### WHAT YOU ARE ASKED TO DO
State the number of lines in these records that include the word "Effects", and add nothing to it.

--- begin LISTING ---

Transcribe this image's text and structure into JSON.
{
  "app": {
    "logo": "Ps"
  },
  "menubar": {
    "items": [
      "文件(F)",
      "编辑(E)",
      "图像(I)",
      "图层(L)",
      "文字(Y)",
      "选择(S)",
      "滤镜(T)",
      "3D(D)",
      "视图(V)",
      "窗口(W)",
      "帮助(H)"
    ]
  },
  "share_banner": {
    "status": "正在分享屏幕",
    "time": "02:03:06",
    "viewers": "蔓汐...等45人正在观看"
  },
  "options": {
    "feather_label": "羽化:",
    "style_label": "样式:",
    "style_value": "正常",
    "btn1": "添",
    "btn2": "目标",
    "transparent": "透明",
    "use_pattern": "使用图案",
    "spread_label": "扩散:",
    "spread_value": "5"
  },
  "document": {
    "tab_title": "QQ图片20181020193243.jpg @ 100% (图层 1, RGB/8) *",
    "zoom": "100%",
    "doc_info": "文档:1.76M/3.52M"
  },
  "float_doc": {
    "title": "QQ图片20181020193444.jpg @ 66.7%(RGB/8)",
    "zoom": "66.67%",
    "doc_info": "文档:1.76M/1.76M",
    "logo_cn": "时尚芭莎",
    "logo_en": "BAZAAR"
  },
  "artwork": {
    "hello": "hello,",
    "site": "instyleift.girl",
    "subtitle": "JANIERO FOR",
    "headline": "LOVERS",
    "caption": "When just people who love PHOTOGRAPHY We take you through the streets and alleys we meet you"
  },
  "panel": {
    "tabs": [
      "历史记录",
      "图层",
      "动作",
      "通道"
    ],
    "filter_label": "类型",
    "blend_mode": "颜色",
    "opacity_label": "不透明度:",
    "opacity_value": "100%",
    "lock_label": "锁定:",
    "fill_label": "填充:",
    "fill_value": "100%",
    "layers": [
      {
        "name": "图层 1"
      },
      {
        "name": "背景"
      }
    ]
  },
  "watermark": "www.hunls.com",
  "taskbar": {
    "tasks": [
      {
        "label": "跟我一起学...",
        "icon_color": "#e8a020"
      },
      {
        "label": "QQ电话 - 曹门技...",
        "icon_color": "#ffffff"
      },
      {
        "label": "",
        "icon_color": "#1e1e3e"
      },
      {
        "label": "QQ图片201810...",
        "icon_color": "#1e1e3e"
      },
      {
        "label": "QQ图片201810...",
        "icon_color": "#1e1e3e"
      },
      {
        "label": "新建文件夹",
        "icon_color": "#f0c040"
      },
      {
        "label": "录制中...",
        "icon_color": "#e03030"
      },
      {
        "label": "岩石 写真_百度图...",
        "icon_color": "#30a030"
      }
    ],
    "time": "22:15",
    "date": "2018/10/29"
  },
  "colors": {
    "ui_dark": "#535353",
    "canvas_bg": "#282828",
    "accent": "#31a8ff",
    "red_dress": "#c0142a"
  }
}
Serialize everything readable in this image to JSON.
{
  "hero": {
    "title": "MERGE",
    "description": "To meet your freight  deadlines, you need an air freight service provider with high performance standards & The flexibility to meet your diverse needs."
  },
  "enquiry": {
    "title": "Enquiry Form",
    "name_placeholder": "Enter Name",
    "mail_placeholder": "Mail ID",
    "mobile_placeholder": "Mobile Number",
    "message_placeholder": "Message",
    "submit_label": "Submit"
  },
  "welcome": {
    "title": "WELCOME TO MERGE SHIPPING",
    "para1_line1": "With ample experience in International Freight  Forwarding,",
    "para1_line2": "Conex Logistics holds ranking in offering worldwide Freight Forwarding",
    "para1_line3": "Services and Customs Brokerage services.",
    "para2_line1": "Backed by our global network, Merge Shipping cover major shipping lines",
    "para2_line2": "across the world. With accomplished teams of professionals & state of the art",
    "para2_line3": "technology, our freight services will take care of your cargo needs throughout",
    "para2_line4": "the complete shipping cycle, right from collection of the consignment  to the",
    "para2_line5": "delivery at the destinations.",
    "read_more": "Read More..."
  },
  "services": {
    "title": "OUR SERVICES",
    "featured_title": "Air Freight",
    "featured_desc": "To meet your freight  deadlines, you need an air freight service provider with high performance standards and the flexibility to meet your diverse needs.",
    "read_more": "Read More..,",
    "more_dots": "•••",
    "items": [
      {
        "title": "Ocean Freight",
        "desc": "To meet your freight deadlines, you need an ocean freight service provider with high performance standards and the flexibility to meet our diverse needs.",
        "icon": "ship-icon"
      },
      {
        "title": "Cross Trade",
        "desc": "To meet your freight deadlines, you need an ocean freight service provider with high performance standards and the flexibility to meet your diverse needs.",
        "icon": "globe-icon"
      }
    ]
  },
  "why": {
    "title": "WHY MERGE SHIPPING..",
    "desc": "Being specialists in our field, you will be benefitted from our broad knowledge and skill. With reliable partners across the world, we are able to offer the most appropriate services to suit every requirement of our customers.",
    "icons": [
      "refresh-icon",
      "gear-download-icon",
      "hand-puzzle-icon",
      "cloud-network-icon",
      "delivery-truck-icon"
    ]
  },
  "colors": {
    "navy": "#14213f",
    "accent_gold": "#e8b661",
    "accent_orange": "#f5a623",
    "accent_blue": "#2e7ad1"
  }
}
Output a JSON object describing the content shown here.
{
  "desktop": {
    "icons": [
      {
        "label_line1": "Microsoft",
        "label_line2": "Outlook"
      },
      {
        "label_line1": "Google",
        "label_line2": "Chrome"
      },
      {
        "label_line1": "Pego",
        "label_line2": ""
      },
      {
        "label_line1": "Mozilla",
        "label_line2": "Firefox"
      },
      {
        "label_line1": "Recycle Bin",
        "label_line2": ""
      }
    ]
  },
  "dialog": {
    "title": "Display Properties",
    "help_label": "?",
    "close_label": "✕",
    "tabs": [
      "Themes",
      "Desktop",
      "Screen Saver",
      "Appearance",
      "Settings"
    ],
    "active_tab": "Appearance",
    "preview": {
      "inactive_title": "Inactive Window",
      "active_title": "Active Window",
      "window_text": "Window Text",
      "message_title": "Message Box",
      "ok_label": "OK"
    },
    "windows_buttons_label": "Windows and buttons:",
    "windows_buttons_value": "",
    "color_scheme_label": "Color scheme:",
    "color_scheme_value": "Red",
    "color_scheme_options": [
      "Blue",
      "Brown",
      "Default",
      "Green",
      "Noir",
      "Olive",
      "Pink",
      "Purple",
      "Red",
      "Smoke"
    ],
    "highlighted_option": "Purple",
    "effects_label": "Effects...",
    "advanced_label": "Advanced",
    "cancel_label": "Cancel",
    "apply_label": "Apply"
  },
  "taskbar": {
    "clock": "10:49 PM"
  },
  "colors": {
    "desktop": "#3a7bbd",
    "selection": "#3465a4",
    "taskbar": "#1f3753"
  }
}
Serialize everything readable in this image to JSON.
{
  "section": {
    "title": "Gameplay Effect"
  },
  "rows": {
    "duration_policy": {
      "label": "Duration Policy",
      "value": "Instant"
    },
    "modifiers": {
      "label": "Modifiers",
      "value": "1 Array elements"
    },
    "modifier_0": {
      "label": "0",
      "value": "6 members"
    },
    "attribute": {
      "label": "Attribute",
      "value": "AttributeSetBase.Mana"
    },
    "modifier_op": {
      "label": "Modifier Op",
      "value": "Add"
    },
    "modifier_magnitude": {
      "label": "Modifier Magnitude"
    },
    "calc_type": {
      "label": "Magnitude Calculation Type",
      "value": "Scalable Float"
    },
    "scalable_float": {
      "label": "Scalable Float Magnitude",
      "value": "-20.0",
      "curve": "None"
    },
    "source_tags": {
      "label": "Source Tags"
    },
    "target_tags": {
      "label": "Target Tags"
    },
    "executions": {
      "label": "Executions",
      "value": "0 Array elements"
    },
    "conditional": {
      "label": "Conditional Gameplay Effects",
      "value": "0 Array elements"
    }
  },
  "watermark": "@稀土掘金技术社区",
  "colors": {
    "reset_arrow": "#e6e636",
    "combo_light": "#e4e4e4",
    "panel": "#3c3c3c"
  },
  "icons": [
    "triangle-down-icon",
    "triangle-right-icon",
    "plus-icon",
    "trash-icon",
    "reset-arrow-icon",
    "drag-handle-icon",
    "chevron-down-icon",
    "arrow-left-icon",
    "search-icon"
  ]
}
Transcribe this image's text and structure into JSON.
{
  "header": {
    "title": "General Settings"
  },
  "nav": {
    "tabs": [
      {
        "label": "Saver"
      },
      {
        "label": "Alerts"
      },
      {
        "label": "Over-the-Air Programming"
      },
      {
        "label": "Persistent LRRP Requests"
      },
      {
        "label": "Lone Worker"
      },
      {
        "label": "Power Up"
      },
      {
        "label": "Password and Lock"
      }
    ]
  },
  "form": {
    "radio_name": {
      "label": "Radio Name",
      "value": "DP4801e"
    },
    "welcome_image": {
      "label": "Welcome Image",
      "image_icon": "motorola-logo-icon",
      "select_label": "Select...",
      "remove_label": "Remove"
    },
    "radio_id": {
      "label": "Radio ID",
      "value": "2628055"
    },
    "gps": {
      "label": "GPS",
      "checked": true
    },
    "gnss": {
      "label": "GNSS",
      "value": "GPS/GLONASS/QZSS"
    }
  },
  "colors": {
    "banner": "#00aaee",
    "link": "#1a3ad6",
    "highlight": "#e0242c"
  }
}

--- end LISTING ---

### SOLUTION FOR THIS PROBLEM
2